| Stated goal |
All of the material below is to be retyped exactly.
>> Begin Input material
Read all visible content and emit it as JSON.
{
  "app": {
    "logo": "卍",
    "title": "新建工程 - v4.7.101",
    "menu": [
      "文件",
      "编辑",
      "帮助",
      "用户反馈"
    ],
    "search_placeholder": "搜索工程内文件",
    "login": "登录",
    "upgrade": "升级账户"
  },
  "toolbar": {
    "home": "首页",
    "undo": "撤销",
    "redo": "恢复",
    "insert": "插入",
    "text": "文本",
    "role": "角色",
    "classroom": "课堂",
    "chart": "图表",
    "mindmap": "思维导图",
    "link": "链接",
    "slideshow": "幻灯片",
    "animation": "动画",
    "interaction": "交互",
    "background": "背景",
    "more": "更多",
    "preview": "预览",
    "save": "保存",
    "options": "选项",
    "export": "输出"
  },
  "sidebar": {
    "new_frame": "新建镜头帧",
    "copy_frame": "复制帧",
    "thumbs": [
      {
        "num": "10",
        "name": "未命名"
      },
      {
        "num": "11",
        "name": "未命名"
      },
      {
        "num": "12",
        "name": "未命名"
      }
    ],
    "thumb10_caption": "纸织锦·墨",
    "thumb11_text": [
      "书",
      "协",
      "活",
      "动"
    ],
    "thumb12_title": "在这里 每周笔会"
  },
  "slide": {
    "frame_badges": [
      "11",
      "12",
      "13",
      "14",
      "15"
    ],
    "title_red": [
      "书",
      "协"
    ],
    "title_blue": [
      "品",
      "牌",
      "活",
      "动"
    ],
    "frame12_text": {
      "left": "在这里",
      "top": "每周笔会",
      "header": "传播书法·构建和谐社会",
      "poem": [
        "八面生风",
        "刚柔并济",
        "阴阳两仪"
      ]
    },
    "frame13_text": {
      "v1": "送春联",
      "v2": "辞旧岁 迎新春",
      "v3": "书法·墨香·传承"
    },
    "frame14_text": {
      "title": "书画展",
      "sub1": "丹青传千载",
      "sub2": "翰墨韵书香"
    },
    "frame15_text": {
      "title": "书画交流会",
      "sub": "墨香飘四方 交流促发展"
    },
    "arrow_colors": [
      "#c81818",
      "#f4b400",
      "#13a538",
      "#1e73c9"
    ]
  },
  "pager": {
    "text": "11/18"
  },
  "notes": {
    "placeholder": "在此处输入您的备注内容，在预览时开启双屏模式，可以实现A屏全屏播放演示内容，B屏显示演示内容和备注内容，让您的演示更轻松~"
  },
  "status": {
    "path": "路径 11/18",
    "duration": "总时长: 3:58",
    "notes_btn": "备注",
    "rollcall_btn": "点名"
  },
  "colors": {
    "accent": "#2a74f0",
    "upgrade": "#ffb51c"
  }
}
>> End Input material
| Written solution |
Read all visible content and emit it as JSON.
{
  "app": {
    "logo": "卍",
    "title": "新建工程 - v4.7.101",
    "menu": [
      "文件",
      "编辑",
      "帮助",
      "用户反馈"
    ],
    "search_placeholder": "搜索工程内文件",
    "login": "登录",
    "upgrade": "升级账户"
  },
  "toolbar": {
    "home": "首页",
    "undo": "撤销",
    "redo": "恢复",
    "insert": "插入",
    "text": "文本",
    "role": "角色",
    "classroom": "课堂",
    "chart": "图表",
    "mindmap": "思维导图",
    "link": "链接",
    "slideshow": "幻灯片",
    "animation": "动画",
    "interaction": "交互",
    "background": "背景",
    "more": "更多",
    "preview": "预览",
    "save": "保存",
    "options": "选项",
    "export": "输出"
  },
  "sidebar": {
    "new_frame": "新建镜头帧",
    "copy_frame": "复制帧",
    "thumbs": [
      {
        "num": "10",
        "name": "未命名"
      },
      {
        "num": "11",
        "name": "未命名"
      },
      {
        "num": "12",
        "name": "未命名"
      }
    ],
    "thumb10_caption": "纸织锦·墨",
    "thumb11_text": [
      "书",
      "协",
      "活",
      "动"
    ],
    "thumb12_title": "在这里 每周笔会"
  },
  "slide": {
    "frame_badges": [
      "11",
      "12",
      "13",
      "14",
      "15"
    ],
    "title_red": [
      "书",
      "协"
    ],
    "title_blue": [
      "品",
      "牌",
      "活",
      "动"
    ],
    "frame12_text": {
      "left": "在这里",
      "top": "每周笔会",
      "header": "传播书法·构建和谐社会",
      "poem": [
        "八面生风",
        "刚柔并济",
        "阴阳两仪"
      ]
    },
    "frame13_text": {
      "v1": "送春联",
      "v2": "辞旧岁 迎新春",
      "v3": "书法·墨香·传承"
    },
    "frame14_text": {
      "title": "书画展",
      "sub1": "丹青传千载",
      "sub2": "翰墨韵书香"
    },
    "frame15_text": {
      "title": "书画交流会",
      "sub": "墨香飘四方 交流促发展"
    },
    "arrow_colors": [
      "#c81818",
      "#f4b400",
      "#13a538",
      "#1e73c9"
    ]
  },
  "pager": {
    "text": "11/18"
  },
  "notes": {
    "placeholder": "在此处输入您的备注内容，在预览时开启双屏模式，可以实现A屏全屏播放演示内容，B屏显示演示内容和备注内容，让您的演示更轻松~"
  },
  "status": {
    "path": "路径 11/18",
    "duration": "总时长: 3:58",
    "notes_btn": "备注",
    "rollcall_btn": "点名"
  },
  "colors": {
    "accent": "#2a74f0",
    "upgrade": "#ffb51c"
  }
}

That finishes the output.